#### Stated task:
Consider the records below. How many of their lines include the word "tracks"? State the number and nothing else.

#### Provided entries:

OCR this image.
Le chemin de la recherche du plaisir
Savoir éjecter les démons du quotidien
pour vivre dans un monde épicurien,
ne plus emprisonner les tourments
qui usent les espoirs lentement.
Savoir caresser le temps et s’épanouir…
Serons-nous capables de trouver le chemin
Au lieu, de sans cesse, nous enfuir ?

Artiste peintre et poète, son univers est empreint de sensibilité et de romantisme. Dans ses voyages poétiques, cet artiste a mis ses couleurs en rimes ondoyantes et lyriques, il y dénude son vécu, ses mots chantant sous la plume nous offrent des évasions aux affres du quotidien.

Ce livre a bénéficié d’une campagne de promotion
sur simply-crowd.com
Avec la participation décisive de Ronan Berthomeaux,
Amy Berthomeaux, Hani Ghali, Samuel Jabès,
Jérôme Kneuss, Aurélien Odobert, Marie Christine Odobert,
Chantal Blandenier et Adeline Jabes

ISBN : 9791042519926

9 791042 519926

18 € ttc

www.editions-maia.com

==

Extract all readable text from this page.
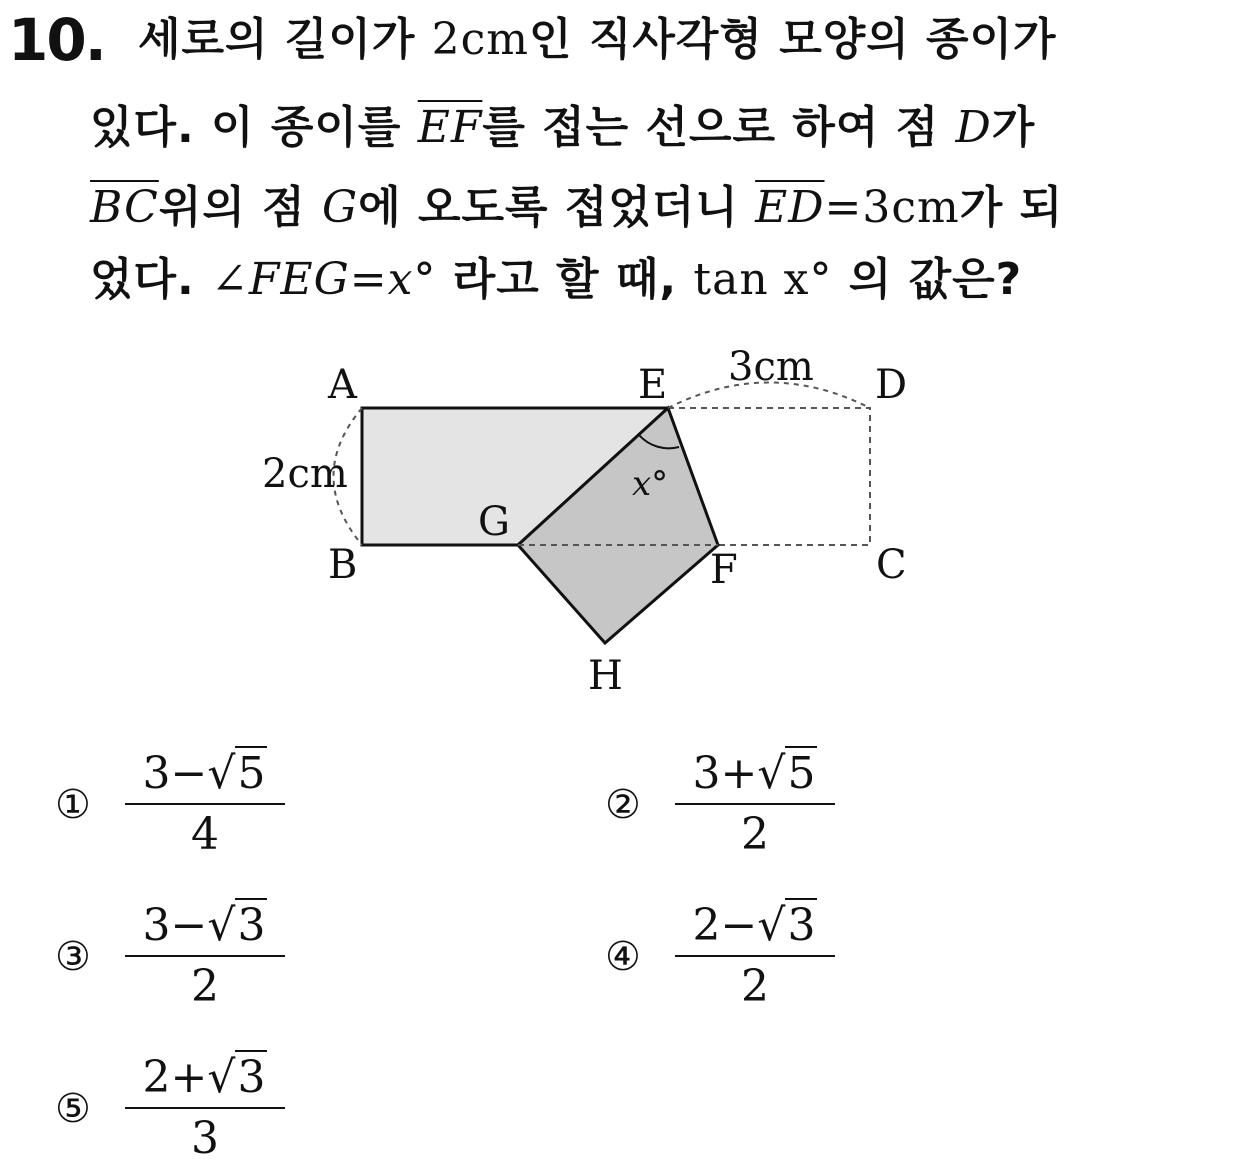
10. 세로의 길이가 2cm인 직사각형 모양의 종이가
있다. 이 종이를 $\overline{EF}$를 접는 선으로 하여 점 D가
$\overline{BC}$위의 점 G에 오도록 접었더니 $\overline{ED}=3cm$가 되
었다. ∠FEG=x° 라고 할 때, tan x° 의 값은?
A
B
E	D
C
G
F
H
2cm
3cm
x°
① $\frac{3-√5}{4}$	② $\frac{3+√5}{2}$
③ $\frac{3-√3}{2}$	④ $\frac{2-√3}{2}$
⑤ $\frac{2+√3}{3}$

---

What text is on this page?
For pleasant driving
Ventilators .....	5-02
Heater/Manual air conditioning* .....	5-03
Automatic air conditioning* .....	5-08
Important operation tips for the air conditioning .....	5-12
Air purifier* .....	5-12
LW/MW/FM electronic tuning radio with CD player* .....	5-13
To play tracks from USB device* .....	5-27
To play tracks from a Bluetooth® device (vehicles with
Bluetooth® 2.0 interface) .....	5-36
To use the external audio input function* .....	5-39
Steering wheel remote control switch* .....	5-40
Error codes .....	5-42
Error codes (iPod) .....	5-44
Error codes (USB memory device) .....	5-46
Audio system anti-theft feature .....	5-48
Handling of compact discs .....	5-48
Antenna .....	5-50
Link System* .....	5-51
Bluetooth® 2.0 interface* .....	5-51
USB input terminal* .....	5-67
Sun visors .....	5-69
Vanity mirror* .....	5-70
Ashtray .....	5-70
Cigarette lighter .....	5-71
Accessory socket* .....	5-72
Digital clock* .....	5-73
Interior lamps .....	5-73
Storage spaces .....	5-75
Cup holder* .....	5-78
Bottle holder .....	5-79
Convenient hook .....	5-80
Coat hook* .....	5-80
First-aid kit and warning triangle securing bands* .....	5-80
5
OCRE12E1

#### Result for this task:
2